**EXERCISE PROMPT**:
Tally the lines that include the word "terenie" and reply with nothing but the total.

**ENTRIES PROVIDED**:
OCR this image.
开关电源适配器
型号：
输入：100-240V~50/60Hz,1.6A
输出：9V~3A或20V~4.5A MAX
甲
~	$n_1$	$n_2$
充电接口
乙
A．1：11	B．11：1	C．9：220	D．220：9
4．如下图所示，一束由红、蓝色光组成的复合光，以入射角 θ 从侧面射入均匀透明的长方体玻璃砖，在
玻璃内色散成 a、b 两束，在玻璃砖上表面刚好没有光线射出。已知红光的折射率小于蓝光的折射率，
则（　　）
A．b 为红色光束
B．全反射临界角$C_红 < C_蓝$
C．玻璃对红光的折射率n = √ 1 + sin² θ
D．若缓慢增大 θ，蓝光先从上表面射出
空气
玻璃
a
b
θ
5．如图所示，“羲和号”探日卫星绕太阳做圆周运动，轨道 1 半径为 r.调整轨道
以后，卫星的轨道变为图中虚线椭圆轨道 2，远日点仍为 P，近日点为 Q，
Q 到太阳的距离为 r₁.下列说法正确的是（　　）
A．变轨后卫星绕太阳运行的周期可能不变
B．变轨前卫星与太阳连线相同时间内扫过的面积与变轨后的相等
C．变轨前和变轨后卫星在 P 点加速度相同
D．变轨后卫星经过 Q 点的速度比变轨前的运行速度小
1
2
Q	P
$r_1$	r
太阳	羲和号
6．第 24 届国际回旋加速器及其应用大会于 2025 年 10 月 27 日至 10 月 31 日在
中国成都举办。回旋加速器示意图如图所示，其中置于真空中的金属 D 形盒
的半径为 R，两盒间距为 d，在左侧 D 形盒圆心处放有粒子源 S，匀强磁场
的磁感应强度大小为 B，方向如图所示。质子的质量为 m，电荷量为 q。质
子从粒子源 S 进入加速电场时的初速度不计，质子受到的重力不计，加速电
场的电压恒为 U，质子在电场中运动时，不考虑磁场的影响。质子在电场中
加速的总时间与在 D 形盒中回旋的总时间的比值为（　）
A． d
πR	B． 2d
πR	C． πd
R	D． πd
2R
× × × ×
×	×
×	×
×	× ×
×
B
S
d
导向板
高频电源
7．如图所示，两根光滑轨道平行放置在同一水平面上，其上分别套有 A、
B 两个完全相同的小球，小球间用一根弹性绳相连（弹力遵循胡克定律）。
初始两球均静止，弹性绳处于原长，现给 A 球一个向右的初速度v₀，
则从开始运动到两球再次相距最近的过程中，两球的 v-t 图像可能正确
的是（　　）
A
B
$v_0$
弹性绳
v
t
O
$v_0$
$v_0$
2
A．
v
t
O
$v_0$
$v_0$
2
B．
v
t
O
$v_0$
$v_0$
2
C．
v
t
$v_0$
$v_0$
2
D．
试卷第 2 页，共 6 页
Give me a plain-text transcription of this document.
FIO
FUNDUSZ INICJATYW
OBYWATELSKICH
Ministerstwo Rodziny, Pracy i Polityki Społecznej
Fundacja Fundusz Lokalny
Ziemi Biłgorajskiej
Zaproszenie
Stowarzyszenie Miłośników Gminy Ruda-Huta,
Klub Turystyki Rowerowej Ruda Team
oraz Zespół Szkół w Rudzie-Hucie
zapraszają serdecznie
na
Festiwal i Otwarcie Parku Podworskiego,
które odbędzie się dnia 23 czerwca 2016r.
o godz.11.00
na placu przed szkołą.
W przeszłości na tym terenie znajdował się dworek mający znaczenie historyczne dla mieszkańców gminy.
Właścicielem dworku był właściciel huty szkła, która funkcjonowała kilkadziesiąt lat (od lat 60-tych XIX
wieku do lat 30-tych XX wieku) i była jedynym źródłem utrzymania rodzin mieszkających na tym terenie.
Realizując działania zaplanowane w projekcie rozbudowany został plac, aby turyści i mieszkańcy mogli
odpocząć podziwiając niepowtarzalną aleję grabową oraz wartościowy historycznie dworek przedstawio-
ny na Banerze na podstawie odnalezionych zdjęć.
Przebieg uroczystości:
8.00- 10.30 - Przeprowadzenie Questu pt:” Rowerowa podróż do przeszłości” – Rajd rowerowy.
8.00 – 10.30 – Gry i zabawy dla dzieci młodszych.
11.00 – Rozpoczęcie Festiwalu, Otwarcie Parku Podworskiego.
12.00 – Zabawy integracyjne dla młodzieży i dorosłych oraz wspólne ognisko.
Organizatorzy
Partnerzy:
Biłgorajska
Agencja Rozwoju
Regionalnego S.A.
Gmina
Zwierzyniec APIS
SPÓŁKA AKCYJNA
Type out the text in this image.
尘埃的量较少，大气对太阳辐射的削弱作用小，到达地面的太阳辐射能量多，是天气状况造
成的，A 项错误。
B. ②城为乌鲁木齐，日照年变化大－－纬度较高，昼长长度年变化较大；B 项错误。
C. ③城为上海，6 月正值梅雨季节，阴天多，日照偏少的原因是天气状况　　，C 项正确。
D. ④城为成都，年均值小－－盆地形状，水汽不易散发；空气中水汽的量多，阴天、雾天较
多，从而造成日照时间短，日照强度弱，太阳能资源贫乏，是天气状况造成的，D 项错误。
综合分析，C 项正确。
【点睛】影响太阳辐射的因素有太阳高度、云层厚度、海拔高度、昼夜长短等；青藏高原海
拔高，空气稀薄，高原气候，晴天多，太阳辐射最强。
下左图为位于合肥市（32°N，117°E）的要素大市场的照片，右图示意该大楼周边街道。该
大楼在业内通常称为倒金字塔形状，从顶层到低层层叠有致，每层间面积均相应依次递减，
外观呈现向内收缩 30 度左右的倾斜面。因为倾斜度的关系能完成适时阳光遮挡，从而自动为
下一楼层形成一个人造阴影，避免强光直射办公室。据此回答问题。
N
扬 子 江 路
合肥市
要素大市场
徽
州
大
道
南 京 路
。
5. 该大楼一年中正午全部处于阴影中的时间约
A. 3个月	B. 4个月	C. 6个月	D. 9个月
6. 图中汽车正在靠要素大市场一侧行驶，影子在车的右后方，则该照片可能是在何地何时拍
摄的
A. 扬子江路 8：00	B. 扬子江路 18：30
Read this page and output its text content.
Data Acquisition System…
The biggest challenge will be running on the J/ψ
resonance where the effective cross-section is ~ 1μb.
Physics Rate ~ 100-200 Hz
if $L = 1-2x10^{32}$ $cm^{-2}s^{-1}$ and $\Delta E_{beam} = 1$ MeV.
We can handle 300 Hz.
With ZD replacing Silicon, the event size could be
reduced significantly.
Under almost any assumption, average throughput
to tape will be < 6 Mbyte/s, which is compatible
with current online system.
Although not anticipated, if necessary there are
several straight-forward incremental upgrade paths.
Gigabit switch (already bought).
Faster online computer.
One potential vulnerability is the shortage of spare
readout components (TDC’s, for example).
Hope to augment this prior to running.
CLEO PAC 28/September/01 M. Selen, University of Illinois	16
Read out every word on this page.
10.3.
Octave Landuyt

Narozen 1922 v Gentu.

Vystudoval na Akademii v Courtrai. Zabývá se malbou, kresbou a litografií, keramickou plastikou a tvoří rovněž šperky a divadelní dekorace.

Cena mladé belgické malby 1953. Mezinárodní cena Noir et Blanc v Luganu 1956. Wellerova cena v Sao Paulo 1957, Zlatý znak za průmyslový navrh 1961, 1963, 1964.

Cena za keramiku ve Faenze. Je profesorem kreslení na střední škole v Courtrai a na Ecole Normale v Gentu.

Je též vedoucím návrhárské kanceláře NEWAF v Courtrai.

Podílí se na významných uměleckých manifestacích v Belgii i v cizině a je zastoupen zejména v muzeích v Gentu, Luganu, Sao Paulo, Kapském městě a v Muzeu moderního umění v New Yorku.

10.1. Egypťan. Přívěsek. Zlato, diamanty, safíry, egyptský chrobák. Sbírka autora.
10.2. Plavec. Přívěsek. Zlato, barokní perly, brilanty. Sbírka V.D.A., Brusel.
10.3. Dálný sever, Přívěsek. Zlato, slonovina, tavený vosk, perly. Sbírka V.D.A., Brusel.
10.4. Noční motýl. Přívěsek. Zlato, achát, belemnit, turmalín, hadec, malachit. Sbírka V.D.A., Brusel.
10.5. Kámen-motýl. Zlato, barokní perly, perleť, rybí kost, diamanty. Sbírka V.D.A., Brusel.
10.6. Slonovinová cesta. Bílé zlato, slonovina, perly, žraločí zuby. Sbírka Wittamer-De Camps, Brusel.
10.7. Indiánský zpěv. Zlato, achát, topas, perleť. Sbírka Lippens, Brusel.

**CORRECT ANSWER**:
2